**WORK REQUIRED**
Copy every line that mentions the word "Fe₃O₄".

#####

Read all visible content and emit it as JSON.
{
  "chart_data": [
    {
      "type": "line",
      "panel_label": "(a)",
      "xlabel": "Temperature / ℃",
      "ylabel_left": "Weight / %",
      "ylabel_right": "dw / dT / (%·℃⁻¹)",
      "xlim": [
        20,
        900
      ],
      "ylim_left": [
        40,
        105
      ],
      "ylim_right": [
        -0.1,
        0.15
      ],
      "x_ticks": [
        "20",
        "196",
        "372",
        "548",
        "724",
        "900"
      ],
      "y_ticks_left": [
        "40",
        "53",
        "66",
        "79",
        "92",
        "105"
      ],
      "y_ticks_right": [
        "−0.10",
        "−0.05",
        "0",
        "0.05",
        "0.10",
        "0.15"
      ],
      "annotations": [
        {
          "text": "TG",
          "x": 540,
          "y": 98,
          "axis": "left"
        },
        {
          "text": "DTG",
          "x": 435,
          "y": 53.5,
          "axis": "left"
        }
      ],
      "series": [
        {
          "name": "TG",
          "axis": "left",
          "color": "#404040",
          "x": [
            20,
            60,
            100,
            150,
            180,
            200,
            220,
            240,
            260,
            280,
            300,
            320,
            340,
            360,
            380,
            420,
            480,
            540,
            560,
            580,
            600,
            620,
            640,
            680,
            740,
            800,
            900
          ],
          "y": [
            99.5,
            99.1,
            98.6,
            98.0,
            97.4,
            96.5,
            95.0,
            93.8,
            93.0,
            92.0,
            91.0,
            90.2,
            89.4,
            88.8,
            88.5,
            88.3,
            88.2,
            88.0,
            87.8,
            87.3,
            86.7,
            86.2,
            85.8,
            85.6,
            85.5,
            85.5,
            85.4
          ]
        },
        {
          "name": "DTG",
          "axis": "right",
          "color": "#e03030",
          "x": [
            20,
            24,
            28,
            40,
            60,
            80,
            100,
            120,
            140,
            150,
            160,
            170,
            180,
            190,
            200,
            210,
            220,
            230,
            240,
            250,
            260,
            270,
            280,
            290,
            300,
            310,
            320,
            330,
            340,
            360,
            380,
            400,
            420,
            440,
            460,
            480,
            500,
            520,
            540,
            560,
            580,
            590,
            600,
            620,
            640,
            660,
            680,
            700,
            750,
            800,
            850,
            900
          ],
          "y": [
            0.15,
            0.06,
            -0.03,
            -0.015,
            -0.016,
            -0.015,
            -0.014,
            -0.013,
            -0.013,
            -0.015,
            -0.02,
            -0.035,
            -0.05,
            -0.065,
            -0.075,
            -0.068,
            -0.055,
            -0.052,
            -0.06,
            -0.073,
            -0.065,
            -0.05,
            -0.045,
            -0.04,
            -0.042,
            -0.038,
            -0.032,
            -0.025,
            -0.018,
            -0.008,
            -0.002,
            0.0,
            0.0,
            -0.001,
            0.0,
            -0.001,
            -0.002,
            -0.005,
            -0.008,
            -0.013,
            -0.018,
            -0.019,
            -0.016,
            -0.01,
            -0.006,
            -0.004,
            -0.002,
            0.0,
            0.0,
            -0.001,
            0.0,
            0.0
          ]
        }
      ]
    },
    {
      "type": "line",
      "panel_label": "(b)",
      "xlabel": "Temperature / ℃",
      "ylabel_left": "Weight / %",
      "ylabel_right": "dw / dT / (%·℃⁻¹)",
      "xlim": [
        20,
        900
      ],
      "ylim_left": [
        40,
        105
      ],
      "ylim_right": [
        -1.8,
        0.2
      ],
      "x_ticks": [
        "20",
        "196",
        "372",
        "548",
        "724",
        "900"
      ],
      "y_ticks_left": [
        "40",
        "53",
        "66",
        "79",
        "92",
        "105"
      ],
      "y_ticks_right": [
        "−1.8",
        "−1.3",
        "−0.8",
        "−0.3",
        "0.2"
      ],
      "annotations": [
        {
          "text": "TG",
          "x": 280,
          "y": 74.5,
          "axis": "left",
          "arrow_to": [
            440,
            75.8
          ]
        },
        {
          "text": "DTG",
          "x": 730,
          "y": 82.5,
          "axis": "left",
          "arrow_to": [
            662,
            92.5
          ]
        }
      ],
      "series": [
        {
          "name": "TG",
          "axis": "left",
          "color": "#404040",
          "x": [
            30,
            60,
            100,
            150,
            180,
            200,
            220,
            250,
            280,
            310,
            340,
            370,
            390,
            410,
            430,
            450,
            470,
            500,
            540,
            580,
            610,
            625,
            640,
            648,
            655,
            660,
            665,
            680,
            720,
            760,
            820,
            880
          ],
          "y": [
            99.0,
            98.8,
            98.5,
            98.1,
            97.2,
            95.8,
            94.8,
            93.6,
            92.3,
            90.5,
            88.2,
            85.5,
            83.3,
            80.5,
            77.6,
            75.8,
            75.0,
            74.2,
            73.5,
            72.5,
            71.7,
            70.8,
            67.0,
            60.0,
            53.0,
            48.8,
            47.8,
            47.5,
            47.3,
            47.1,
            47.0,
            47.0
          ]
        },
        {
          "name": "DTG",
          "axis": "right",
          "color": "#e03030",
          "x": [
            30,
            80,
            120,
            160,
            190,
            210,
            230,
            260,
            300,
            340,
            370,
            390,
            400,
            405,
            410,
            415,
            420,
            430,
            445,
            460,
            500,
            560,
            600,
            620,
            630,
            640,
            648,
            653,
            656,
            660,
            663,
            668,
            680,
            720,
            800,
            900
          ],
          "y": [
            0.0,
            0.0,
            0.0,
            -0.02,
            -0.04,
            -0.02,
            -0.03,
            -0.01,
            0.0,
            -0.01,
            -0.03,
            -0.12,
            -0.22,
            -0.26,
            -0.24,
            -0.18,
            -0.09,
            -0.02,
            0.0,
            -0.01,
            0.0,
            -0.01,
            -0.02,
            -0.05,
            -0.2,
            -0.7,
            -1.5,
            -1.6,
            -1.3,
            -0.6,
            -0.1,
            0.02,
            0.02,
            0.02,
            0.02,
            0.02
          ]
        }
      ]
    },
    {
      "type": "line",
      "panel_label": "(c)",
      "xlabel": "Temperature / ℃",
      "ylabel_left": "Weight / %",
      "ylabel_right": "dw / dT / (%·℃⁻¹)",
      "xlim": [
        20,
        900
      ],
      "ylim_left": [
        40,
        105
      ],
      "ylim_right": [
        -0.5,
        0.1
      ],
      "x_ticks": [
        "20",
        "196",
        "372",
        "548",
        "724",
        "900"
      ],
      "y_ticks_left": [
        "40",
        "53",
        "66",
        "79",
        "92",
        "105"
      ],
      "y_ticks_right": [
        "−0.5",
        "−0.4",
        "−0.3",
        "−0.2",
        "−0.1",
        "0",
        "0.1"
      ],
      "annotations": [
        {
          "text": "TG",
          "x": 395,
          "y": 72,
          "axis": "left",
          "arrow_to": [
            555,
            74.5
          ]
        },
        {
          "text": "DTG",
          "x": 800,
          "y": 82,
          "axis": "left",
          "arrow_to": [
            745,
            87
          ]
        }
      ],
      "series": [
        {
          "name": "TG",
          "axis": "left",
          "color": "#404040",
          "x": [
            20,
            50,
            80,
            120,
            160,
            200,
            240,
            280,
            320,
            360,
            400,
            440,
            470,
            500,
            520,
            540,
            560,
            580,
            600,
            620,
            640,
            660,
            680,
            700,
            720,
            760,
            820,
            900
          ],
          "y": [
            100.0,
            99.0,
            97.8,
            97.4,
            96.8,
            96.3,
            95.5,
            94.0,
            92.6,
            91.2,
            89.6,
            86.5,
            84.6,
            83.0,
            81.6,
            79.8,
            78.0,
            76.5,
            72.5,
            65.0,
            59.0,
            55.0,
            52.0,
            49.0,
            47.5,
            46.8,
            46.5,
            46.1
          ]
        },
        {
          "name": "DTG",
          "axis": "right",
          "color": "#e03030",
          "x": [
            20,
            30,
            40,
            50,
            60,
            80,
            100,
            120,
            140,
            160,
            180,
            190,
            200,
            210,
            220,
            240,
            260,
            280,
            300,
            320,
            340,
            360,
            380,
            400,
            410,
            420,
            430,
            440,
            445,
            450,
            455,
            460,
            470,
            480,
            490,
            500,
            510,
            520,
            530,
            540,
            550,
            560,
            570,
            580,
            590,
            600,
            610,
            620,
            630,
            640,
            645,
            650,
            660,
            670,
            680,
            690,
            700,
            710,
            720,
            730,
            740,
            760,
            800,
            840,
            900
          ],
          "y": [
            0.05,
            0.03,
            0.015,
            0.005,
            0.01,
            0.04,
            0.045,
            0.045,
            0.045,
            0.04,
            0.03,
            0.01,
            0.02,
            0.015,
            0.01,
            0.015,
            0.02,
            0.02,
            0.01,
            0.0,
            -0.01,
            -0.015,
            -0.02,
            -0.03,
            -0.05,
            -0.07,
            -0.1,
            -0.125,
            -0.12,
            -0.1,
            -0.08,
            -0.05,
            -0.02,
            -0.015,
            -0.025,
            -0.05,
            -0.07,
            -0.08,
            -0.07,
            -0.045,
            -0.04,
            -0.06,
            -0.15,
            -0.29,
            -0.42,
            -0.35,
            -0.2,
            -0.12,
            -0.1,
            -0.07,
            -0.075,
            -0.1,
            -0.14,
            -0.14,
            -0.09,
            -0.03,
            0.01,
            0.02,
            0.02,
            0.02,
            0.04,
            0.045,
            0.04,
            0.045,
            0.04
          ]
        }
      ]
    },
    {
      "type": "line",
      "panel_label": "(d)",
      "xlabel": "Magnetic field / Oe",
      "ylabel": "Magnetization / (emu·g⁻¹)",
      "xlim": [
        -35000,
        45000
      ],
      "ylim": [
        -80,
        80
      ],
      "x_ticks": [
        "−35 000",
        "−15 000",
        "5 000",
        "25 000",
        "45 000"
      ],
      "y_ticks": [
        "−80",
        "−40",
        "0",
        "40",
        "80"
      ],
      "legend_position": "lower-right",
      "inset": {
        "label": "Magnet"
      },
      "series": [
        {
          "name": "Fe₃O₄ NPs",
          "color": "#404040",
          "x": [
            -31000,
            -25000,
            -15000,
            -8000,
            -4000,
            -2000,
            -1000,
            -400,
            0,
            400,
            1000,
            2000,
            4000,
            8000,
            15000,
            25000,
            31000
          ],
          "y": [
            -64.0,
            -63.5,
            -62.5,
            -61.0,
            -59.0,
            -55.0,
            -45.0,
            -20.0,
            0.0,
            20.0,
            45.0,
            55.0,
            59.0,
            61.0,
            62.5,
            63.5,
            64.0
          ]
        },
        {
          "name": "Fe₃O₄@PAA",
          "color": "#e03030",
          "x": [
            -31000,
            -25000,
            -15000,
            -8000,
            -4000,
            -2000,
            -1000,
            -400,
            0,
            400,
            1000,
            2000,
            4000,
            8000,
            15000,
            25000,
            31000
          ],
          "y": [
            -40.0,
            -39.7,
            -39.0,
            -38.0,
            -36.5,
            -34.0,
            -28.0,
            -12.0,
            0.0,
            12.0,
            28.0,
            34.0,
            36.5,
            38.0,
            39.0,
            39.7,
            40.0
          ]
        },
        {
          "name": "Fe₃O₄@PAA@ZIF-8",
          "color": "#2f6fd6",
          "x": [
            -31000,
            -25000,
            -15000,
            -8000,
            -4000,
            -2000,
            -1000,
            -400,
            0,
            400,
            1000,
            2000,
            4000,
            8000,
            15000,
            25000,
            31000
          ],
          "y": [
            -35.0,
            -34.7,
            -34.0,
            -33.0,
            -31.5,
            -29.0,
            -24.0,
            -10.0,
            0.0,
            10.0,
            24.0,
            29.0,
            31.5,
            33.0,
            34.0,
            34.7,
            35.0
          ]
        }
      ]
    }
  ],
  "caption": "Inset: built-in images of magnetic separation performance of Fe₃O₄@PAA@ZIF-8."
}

#####

**EXERCISE OUTPUT**
          "name": "Fe₃O₄ NPs",
          "name": "Fe₃O₄@PAA",
          "name": "Fe₃O₄@PAA@ZIF-8",
  "caption": "Inset: built-in images of magnetic separation performance of Fe₃O₄@PAA@ZIF-8."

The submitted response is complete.